>> START

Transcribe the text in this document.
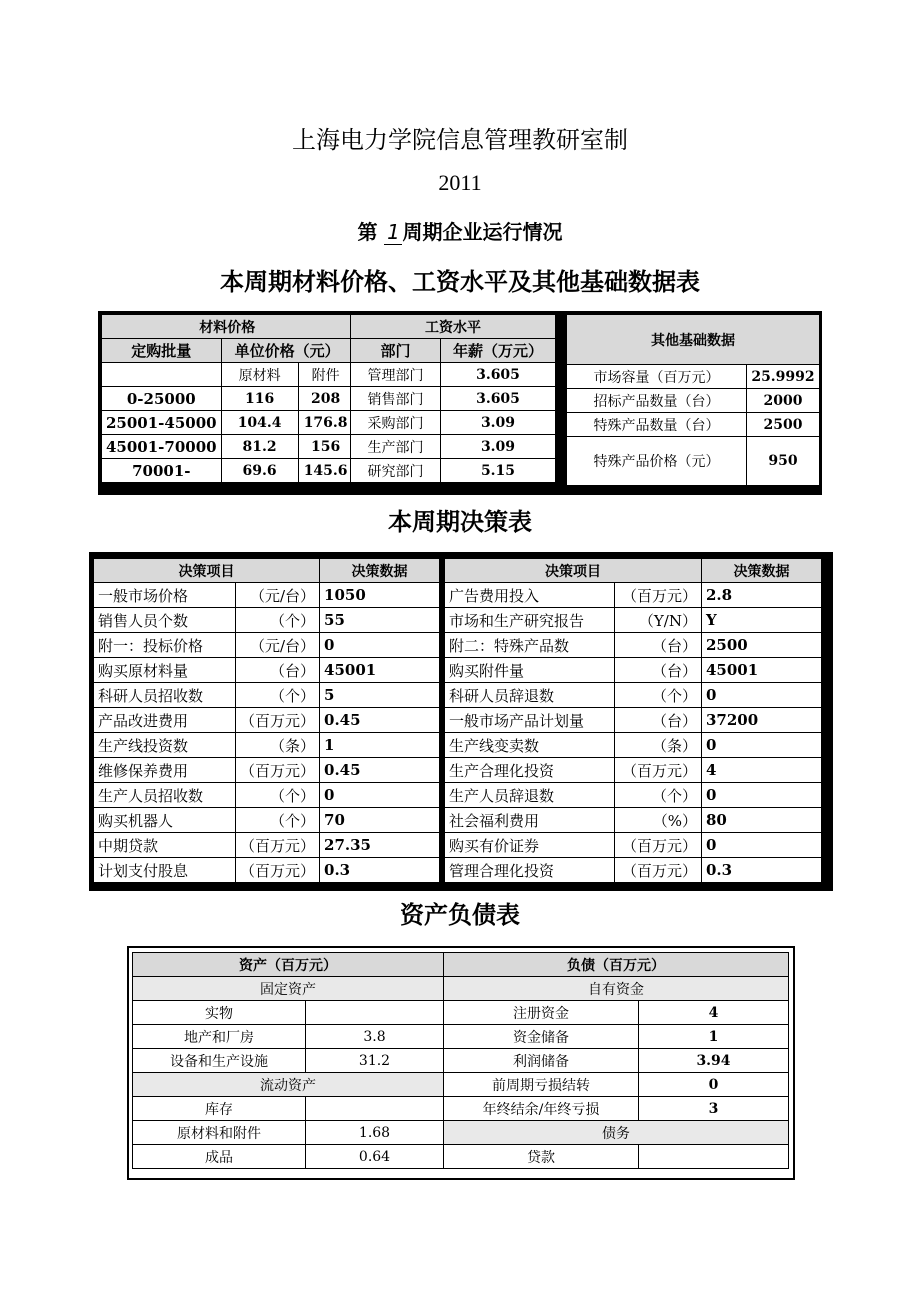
上海电力学院信息管理教研室制
2011
第 1 周期企业运行情况
本周期材料价格、工资水平及其他基础数据表
材料价格		
定购批量	单位价格（元）	
	原材料	附件
0-25000	116	208
25001-45000	104.4	176.8
45001-70000	81.2	156
70001-	69.6	145.6
工资水平	
部门	年薪（万元）
管理部门	3.605
销售部门	3.605
采购部门	3.09
生产部门	3.09
研究部门	5.15
其他基础数据	
市场容量（百万元）	25.9992
招标产品数量（台）	2000
特殊产品数量（台）	2500
特殊产品价格（元）	950
本周期决策表
决策项目		决策数据
一般市场价格	（元/台）	1050
销售人员个数	（个）	55
附一：投标价格	（元/台）	0
购买原材料量	（台）	45001
科研人员招收数	（个）	5
产品改进费用	（百万元）	0.45
生产线投资数	（条）	1
维修保养费用	（百万元）	0.45
生产人员招收数	（个）	0
购买机器人	（个）	70
中期贷款	（百万元）	27.35
计划支付股息	（百万元）	0.3
决策项目		决策数据
广告费用投入	（百万元）	2.8
市场和生产研究报告	（Y/N）	Y
附二：特殊产品数	（台）	2500
购买附件量	（台）	45001
科研人员辞退数	（个）	0
一般市场产品计划量	（台）	37200
生产线变卖数	（条）	0
生产合理化投资	（百万元）	4
生产人员辞退数	（个）	0
社会福利费用	（%）	80
购买有价证券	（百万元）	0
管理合理化投资	（百万元）	0.3
资产负债表
资产（百万元）		负债（百万元）	
固定资产		自有资金	
实物		注册资金	4
地产和厂房	3.8	资金储备	1
设备和生产设施	31.2	利润储备	3.94
流动资产		前周期亏损结转	0
库存		年终结余/年终亏损	3
原材料和附件	1.68	债务	
成品	0.64	贷款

>> END

» What you need to do: Leave the pictures out and reproduce each record exactly as written.

» Answer to the exercise:
Transcribe the text in this document.
上海电力学院信息管理教研室制
2011
第 1 周期企业运行情况
本周期材料价格、工资水平及其他基础数据表
材料价格		
定购批量	单位价格（元）	
	原材料	附件
0-25000	116	208
25001-45000	104.4	176.8
45001-70000	81.2	156
70001-	69.6	145.6
工资水平	
部门	年薪（万元）
管理部门	3.605
销售部门	3.605
采购部门	3.09
生产部门	3.09
研究部门	5.15
其他基础数据	
市场容量（百万元）	25.9992
招标产品数量（台）	2000
特殊产品数量（台）	2500
特殊产品价格（元）	950
本周期决策表
决策项目		决策数据
一般市场价格	（元/台）	1050
销售人员个数	（个）	55
附一：投标价格	（元/台）	0
购买原材料量	（台）	45001
科研人员招收数	（个）	5
产品改进费用	（百万元）	0.45
生产线投资数	（条）	1
维修保养费用	（百万元）	0.45
生产人员招收数	（个）	0
购买机器人	（个）	70
中期贷款	（百万元）	27.35
计划支付股息	（百万元）	0.3
决策项目		决策数据
广告费用投入	（百万元）	2.8
市场和生产研究报告	（Y/N）	Y
附二：特殊产品数	（台）	2500
购买附件量	（台）	45001
科研人员辞退数	（个）	0
一般市场产品计划量	（台）	37200
生产线变卖数	（条）	0
生产合理化投资	（百万元）	4
生产人员辞退数	（个）	0
社会福利费用	（%）	80
购买有价证券	（百万元）	0
管理合理化投资	（百万元）	0.3
资产负债表
资产（百万元）		负债（百万元）	
固定资产		自有资金	
实物		注册资金	4
地产和厂房	3.8	资金储备	1
设备和生产设施	31.2	利润储备	3.94
流动资产		前周期亏损结转	0
库存		年终结余/年终亏损	3
原材料和附件	1.68	债务	
成品	0.64	贷款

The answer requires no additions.